--- Start Material for this exercise ---
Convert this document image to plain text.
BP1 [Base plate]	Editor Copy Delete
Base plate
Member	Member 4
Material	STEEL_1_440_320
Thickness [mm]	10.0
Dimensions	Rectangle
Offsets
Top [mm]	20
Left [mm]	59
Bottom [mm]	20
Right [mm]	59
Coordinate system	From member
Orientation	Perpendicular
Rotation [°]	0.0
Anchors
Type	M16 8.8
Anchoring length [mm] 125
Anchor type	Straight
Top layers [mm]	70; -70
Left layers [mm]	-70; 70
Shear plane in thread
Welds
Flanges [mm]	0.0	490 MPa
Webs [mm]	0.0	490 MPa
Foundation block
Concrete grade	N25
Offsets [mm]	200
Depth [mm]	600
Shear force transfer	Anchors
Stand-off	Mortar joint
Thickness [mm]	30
--- End Material for this exercise ---
• Aim: Repeat the whole listing exactly, keeping every line intact.

• Solution to this problem:
Convert this document image to plain text.
BP1 [Base plate]	Editor Copy Delete
Base plate
Member	Member 4
Material	STEEL_1_440_320
Thickness [mm]	10.0
Dimensions	Rectangle
Offsets
Top [mm]	20
Left [mm]	59
Bottom [mm]	20
Right [mm]	59
Coordinate system	From member
Orientation	Perpendicular
Rotation [°]	0.0
Anchors
Type	M16 8.8
Anchoring length [mm] 125
Anchor type	Straight
Top layers [mm]	70; -70
Left layers [mm]	-70; 70
Shear plane in thread
Welds
Flanges [mm]	0.0	490 MPa
Webs [mm]	0.0	490 MPa
Foundation block
Concrete grade	N25
Offsets [mm]	200
Depth [mm]	600
Shear force transfer	Anchors
Stand-off	Mortar joint
Thickness [mm]	30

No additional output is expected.